[[ INFORMATION PROVIDED open ]]

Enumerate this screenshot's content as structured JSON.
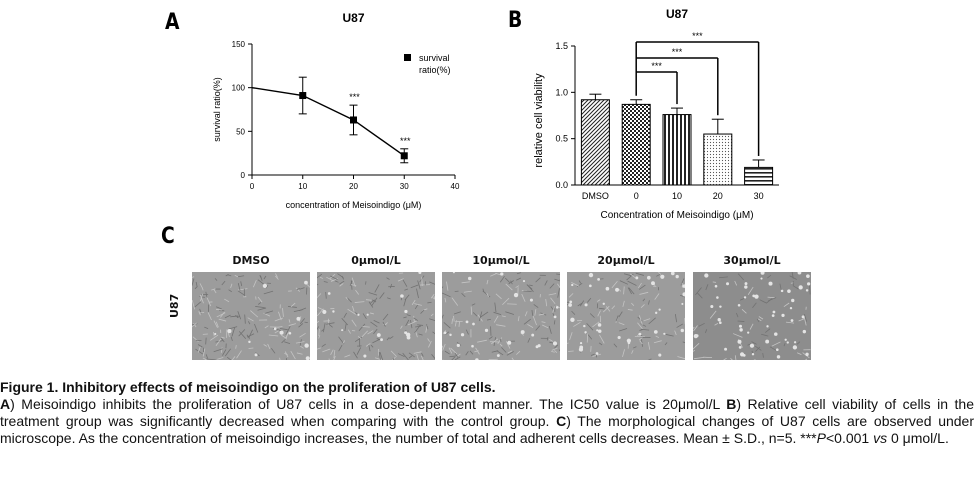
{
  "panels": {
    "a": "A",
    "b": "B",
    "c": "C"
  },
  "chart_data": [
    {
      "type": "line",
      "title": "U87",
      "xlabel": "concentration of Meisoindigo (μM)",
      "ylabel": "survival ratio(%)",
      "xlim": [
        0,
        40
      ],
      "ylim": [
        0,
        150
      ],
      "xticks": [
        0,
        10,
        20,
        30,
        40
      ],
      "yticks": [
        0,
        50,
        100,
        150
      ],
      "legend": {
        "label": "survival ratio(%)",
        "placement": "top-right"
      },
      "series": [
        {
          "name": "survival ratio(%)",
          "x": [
            0,
            10,
            20,
            30
          ],
          "y": [
            100,
            91,
            63,
            22
          ],
          "err": [
            0,
            21,
            17,
            8
          ],
          "markers": [
            false,
            true,
            true,
            true
          ],
          "annotations": [
            "",
            "",
            "***",
            "***"
          ]
        }
      ]
    },
    {
      "type": "bar",
      "title": "U87",
      "xlabel": "Concentration of Meisoindigo (μM)",
      "ylabel": "relative cell viability",
      "ylim": [
        0,
        1.5
      ],
      "yticks": [
        "0.0",
        "0.5",
        "1.0",
        "1.5"
      ],
      "categories": [
        "DMSO",
        "0",
        "10",
        "20",
        "30"
      ],
      "values": [
        0.92,
        0.87,
        0.76,
        0.55,
        0.19
      ],
      "errors": [
        0.06,
        0.05,
        0.07,
        0.16,
        0.08
      ],
      "patterns": [
        "diagonal",
        "checker",
        "vertical",
        "dots",
        "horizontal"
      ],
      "significance": [
        {
          "from": "0",
          "to": "10",
          "label": "***"
        },
        {
          "from": "0",
          "to": "20",
          "label": "***"
        },
        {
          "from": "0",
          "to": "30",
          "label": "***"
        }
      ]
    }
  ],
  "microscopy": {
    "row_label": "U87",
    "columns": [
      {
        "label": "DMSO",
        "density": 1.0
      },
      {
        "label": "0μmol/L",
        "density": 0.95
      },
      {
        "label": "10μmol/L",
        "density": 0.8
      },
      {
        "label": "20μmol/L",
        "density": 0.55
      },
      {
        "label": "30μmol/L",
        "density": 0.3
      }
    ]
  },
  "caption": {
    "title": "Figure 1. Inhibitory effects of meisoindigo on the proliferation of U87 cells.",
    "a_letter": "A",
    "a_text": ") Meisoindigo inhibits the proliferation of U87 cells in a dose-dependent manner. The IC50 value is 20μmol/L ",
    "b_letter": "B",
    "b_text": ") Relative cell viability of cells in the treatment group was significantly decreased when comparing with the control group. ",
    "c_letter": "C",
    "c_text": ") The morphological changes of U87 cells are observed under microscope. As the concentration of meisoindigo increases, the number of total and adherent cells decreases. Mean ± S.D., n=5. ***",
    "p_italic": "P",
    "p_text": "<0.001 ",
    "vs_italic": "vs",
    "vs_text": " 0 μmol/L."
  }
}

[[ INFORMATION PROVIDED closed ]]

= REQUIRED WORK =
Could you give the listing again exactly, minus its pictures?

= ANSWER BELOW =
Enumerate this screenshot's content as structured JSON.
{
  "panels": {
    "a": "A",
    "b": "B",
    "c": "C"
  },
  "chart_data": [
    {
      "type": "line",
      "title": "U87",
      "xlabel": "concentration of Meisoindigo (μM)",
      "ylabel": "survival ratio(%)",
      "xlim": [
        0,
        40
      ],
      "ylim": [
        0,
        150
      ],
      "xticks": [
        0,
        10,
        20,
        30,
        40
      ],
      "yticks": [
        0,
        50,
        100,
        150
      ],
      "legend": {
        "label": "survival ratio(%)",
        "placement": "top-right"
      },
      "series": [
        {
          "name": "survival ratio(%)",
          "x": [
            0,
            10,
            20,
            30
          ],
          "y": [
            100,
            91,
            63,
            22
          ],
          "err": [
            0,
            21,
            17,
            8
          ],
          "markers": [
            false,
            true,
            true,
            true
          ],
          "annotations": [
            "",
            "",
            "***",
            "***"
          ]
        }
      ]
    },
    {
      "type": "bar",
      "title": "U87",
      "xlabel": "Concentration of Meisoindigo (μM)",
      "ylabel": "relative cell viability",
      "ylim": [
        0,
        1.5
      ],
      "yticks": [
        "0.0",
        "0.5",
        "1.0",
        "1.5"
      ],
      "categories": [
        "DMSO",
        "0",
        "10",
        "20",
        "30"
      ],
      "values": [
        0.92,
        0.87,
        0.76,
        0.55,
        0.19
      ],
      "errors": [
        0.06,
        0.05,
        0.07,
        0.16,
        0.08
      ],
      "patterns": [
        "diagonal",
        "checker",
        "vertical",
        "dots",
        "horizontal"
      ],
      "significance": [
        {
          "from": "0",
          "to": "10",
          "label": "***"
        },
        {
          "from": "0",
          "to": "20",
          "label": "***"
        },
        {
          "from": "0",
          "to": "30",
          "label": "***"
        }
      ]
    }
  ],
  "microscopy": {
    "row_label": "U87",
    "columns": [
      {
        "label": "DMSO",
        "density": 1.0
      },
      {
        "label": "0μmol/L",
        "density": 0.95
      },
      {
        "label": "10μmol/L",
        "density": 0.8
      },
      {
        "label": "20μmol/L",
        "density": 0.55
      },
      {
        "label": "30μmol/L",
        "density": 0.3
      }
    ]
  },
  "caption": {
    "title": "Figure 1. Inhibitory effects of meisoindigo on the proliferation of U87 cells.",
    "a_letter": "A",
    "a_text": ") Meisoindigo inhibits the proliferation of U87 cells in a dose-dependent manner. The IC50 value is 20μmol/L ",
    "b_letter": "B",
    "b_text": ") Relative cell viability of cells in the treatment group was significantly decreased when comparing with the control group. ",
    "c_letter": "C",
    "c_text": ") The morphological changes of U87 cells are observed under microscope. As the concentration of meisoindigo increases, the number of total and adherent cells decreases. Mean ± S.D., n=5. ***",
    "p_italic": "P",
    "p_text": "<0.001 ",
    "vs_italic": "vs",
    "vs_text": " 0 μmol/L."
  }
}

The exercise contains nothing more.